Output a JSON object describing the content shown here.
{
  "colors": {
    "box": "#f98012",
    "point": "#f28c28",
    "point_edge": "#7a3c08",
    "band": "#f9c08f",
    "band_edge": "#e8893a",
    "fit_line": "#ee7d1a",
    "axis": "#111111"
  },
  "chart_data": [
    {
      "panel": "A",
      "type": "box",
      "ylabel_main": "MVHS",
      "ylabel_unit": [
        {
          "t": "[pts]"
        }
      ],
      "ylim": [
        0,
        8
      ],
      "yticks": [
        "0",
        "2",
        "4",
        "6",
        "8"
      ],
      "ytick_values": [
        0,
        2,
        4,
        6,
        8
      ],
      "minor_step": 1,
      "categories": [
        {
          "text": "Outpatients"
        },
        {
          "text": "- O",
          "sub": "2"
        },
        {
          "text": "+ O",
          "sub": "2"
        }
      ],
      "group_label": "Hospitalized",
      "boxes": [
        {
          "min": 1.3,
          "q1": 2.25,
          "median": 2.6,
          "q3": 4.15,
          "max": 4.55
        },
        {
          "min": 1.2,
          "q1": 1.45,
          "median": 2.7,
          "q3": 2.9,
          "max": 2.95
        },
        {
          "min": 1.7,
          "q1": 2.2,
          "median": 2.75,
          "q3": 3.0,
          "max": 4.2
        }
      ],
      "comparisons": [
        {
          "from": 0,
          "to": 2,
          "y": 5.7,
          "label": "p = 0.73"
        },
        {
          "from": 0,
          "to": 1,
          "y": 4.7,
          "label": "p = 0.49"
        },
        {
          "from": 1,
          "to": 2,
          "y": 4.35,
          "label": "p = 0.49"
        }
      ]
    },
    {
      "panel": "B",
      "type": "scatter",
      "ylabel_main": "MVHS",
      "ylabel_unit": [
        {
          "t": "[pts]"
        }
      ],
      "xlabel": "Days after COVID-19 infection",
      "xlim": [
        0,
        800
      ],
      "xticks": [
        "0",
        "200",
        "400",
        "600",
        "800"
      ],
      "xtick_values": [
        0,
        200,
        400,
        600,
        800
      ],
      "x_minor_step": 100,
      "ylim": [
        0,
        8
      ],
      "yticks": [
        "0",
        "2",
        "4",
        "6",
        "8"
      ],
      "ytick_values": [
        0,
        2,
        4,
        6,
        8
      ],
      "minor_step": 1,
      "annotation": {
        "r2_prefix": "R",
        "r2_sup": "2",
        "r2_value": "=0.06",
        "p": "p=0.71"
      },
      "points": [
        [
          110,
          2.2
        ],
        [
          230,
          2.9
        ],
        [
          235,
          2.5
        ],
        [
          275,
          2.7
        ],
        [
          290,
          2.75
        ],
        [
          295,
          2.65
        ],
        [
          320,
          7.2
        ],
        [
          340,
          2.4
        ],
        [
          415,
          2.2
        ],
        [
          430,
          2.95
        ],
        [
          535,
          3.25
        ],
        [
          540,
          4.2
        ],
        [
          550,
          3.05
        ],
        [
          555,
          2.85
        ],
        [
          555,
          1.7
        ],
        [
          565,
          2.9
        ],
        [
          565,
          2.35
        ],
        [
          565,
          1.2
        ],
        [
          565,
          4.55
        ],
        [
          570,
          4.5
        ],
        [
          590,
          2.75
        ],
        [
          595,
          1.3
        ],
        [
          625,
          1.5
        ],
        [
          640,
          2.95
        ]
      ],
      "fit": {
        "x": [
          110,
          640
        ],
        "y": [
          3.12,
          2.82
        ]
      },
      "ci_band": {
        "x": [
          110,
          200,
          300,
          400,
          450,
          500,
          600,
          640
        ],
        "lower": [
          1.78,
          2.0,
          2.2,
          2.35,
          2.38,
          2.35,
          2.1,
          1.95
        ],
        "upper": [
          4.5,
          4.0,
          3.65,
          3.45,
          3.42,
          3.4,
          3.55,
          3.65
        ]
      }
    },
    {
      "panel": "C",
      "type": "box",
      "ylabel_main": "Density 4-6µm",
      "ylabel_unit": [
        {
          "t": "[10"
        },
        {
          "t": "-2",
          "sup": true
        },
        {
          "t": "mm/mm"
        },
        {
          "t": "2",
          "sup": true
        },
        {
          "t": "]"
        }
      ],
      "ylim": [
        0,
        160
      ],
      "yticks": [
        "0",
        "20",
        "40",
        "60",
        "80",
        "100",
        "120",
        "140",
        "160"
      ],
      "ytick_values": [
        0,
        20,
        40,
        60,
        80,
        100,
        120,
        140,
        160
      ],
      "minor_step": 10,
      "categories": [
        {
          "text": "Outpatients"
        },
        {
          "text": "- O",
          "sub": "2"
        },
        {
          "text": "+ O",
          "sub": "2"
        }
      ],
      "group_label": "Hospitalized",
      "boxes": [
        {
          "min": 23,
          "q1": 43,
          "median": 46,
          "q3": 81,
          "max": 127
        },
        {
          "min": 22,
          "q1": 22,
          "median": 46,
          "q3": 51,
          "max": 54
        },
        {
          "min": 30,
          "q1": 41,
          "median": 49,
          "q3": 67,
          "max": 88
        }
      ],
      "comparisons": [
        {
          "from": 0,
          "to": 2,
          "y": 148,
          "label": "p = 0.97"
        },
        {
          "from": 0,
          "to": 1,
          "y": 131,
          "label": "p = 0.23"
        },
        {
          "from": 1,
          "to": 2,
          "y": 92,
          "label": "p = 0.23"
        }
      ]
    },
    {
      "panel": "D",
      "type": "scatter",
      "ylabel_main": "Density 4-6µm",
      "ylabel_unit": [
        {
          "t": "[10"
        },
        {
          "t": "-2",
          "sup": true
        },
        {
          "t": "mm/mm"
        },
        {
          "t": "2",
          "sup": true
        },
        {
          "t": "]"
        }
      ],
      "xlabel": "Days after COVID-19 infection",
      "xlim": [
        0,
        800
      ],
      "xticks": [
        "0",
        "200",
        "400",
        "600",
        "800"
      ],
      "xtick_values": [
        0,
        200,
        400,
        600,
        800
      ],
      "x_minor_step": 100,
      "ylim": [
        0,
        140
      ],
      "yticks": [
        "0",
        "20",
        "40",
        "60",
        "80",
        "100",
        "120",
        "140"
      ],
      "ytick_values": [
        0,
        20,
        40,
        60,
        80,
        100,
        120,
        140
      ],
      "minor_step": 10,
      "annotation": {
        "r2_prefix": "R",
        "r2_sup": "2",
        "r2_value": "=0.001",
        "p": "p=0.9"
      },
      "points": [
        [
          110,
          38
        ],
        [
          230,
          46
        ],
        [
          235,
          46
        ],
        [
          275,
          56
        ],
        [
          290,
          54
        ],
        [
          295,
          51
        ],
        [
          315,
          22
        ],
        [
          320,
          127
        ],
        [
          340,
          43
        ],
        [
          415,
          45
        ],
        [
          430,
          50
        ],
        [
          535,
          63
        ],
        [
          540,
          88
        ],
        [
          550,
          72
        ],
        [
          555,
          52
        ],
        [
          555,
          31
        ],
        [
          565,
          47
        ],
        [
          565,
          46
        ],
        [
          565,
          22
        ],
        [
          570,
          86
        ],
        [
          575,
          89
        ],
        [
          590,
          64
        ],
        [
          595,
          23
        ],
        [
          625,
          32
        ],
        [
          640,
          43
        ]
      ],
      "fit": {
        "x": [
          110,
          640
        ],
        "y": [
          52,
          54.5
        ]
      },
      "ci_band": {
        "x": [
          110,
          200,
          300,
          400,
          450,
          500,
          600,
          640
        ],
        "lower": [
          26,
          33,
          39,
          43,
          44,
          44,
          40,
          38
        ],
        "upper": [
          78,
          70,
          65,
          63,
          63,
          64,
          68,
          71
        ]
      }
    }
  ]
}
________________________
→ What you need to do
Go through the listing and print each line exactly as it appears.

→ Exercise result
Output a JSON object describing the content shown here.
{
  "colors": {
    "box": "#f98012",
    "point": "#f28c28",
    "point_edge": "#7a3c08",
    "band": "#f9c08f",
    "band_edge": "#e8893a",
    "fit_line": "#ee7d1a",
    "axis": "#111111"
  },
  "chart_data": [
    {
      "panel": "A",
      "type": "box",
      "ylabel_main": "MVHS",
      "ylabel_unit": [
        {
          "t": "[pts]"
        }
      ],
      "ylim": [
        0,
        8
      ],
      "yticks": [
        "0",
        "2",
        "4",
        "6",
        "8"
      ],
      "ytick_values": [
        0,
        2,
        4,
        6,
        8
      ],
      "minor_step": 1,
      "categories": [
        {
          "text": "Outpatients"
        },
        {
          "text": "- O",
          "sub": "2"
        },
        {
          "text": "+ O",
          "sub": "2"
        }
      ],
      "group_label": "Hospitalized",
      "boxes": [
        {
          "min": 1.3,
          "q1": 2.25,
          "median": 2.6,
          "q3": 4.15,
          "max": 4.55
        },
        {
          "min": 1.2,
          "q1": 1.45,
          "median": 2.7,
          "q3": 2.9,
          "max": 2.95
        },
        {
          "min": 1.7,
          "q1": 2.2,
          "median": 2.75,
          "q3": 3.0,
          "max": 4.2
        }
      ],
      "comparisons": [
        {
          "from": 0,
          "to": 2,
          "y": 5.7,
          "label": "p = 0.73"
        },
        {
          "from": 0,
          "to": 1,
          "y": 4.7,
          "label": "p = 0.49"
        },
        {
          "from": 1,
          "to": 2,
          "y": 4.35,
          "label": "p = 0.49"
        }
      ]
    },
    {
      "panel": "B",
      "type": "scatter",
      "ylabel_main": "MVHS",
      "ylabel_unit": [
        {
          "t": "[pts]"
        }
      ],
      "xlabel": "Days after COVID-19 infection",
      "xlim": [
        0,
        800
      ],
      "xticks": [
        "0",
        "200",
        "400",
        "600",
        "800"
      ],
      "xtick_values": [
        0,
        200,
        400,
        600,
        800
      ],
      "x_minor_step": 100,
      "ylim": [
        0,
        8
      ],
      "yticks": [
        "0",
        "2",
        "4",
        "6",
        "8"
      ],
      "ytick_values": [
        0,
        2,
        4,
        6,
        8
      ],
      "minor_step": 1,
      "annotation": {
        "r2_prefix": "R",
        "r2_sup": "2",
        "r2_value": "=0.06",
        "p": "p=0.71"
      },
      "points": [
        [
          110,
          2.2
        ],
        [
          230,
          2.9
        ],
        [
          235,
          2.5
        ],
        [
          275,
          2.7
        ],
        [
          290,
          2.75
        ],
        [
          295,
          2.65
        ],
        [
          320,
          7.2
        ],
        [
          340,
          2.4
        ],
        [
          415,
          2.2
        ],
        [
          430,
          2.95
        ],
        [
          535,
          3.25
        ],
        [
          540,
          4.2
        ],
        [
          550,
          3.05
        ],
        [
          555,
          2.85
        ],
        [
          555,
          1.7
        ],
        [
          565,
          2.9
        ],
        [
          565,
          2.35
        ],
        [
          565,
          1.2
        ],
        [
          565,
          4.55
        ],
        [
          570,
          4.5
        ],
        [
          590,
          2.75
        ],
        [
          595,
          1.3
        ],
        [
          625,
          1.5
        ],
        [
          640,
          2.95
        ]
      ],
      "fit": {
        "x": [
          110,
          640
        ],
        "y": [
          3.12,
          2.82
        ]
      },
      "ci_band": {
        "x": [
          110,
          200,
          300,
          400,
          450,
          500,
          600,
          640
        ],
        "lower": [
          1.78,
          2.0,
          2.2,
          2.35,
          2.38,
          2.35,
          2.1,
          1.95
        ],
        "upper": [
          4.5,
          4.0,
          3.65,
          3.45,
          3.42,
          3.4,
          3.55,
          3.65
        ]
      }
    },
    {
      "panel": "C",
      "type": "box",
      "ylabel_main": "Density 4-6µm",
      "ylabel_unit": [
        {
          "t": "[10"
        },
        {
          "t": "-2",
          "sup": true
        },
        {
          "t": "mm/mm"
        },
        {
          "t": "2",
          "sup": true
        },
        {
          "t": "]"
        }
      ],
      "ylim": [
        0,
        160
      ],
      "yticks": [
        "0",
        "20",
        "40",
        "60",
        "80",
        "100",
        "120",
        "140",
        "160"
      ],
      "ytick_values": [
        0,
        20,
        40,
        60,
        80,
        100,
        120,
        140,
        160
      ],
      "minor_step": 10,
      "categories": [
        {
          "text": "Outpatients"
        },
        {
          "text": "- O",
          "sub": "2"
        },
        {
          "text": "+ O",
          "sub": "2"
        }
      ],
      "group_label": "Hospitalized",
      "boxes": [
        {
          "min": 23,
          "q1": 43,
          "median": 46,
          "q3": 81,
          "max": 127
        },
        {
          "min": 22,
          "q1": 22,
          "median": 46,
          "q3": 51,
          "max": 54
        },
        {
          "min": 30,
          "q1": 41,
          "median": 49,
          "q3": 67,
          "max": 88
        }
      ],
      "comparisons": [
        {
          "from": 0,
          "to": 2,
          "y": 148,
          "label": "p = 0.97"
        },
        {
          "from": 0,
          "to": 1,
          "y": 131,
          "label": "p = 0.23"
        },
        {
          "from": 1,
          "to": 2,
          "y": 92,
          "label": "p = 0.23"
        }
      ]
    },
    {
      "panel": "D",
      "type": "scatter",
      "ylabel_main": "Density 4-6µm",
      "ylabel_unit": [
        {
          "t": "[10"
        },
        {
          "t": "-2",
          "sup": true
        },
        {
          "t": "mm/mm"
        },
        {
          "t": "2",
          "sup": true
        },
        {
          "t": "]"
        }
      ],
      "xlabel": "Days after COVID-19 infection",
      "xlim": [
        0,
        800
      ],
      "xticks": [
        "0",
        "200",
        "400",
        "600",
        "800"
      ],
      "xtick_values": [
        0,
        200,
        400,
        600,
        800
      ],
      "x_minor_step": 100,
      "ylim": [
        0,
        140
      ],
      "yticks": [
        "0",
        "20",
        "40",
        "60",
        "80",
        "100",
        "120",
        "140"
      ],
      "ytick_values": [
        0,
        20,
        40,
        60,
        80,
        100,
        120,
        140
      ],
      "minor_step": 10,
      "annotation": {
        "r2_prefix": "R",
        "r2_sup": "2",
        "r2_value": "=0.001",
        "p": "p=0.9"
      },
      "points": [
        [
          110,
          38
        ],
        [
          230,
          46
        ],
        [
          235,
          46
        ],
        [
          275,
          56
        ],
        [
          290,
          54
        ],
        [
          295,
          51
        ],
        [
          315,
          22
        ],
        [
          320,
          127
        ],
        [
          340,
          43
        ],
        [
          415,
          45
        ],
        [
          430,
          50
        ],
        [
          535,
          63
        ],
        [
          540,
          88
        ],
        [
          550,
          72
        ],
        [
          555,
          52
        ],
        [
          555,
          31
        ],
        [
          565,
          47
        ],
        [
          565,
          46
        ],
        [
          565,
          22
        ],
        [
          570,
          86
        ],
        [
          575,
          89
        ],
        [
          590,
          64
        ],
        [
          595,
          23
        ],
        [
          625,
          32
        ],
        [
          640,
          43
        ]
      ],
      "fit": {
        "x": [
          110,
          640
        ],
        "y": [
          52,
          54.5
        ]
      },
      "ci_band": {
        "x": [
          110,
          200,
          300,
          400,
          450,
          500,
          600,
          640
        ],
        "lower": [
          26,
          33,
          39,
          43,
          44,
          44,
          40,
          38
        ],
        "upper": [
          78,
          70,
          65,
          63,
          63,
          64,
          68,
          71
        ]
      }
    }
  ]
}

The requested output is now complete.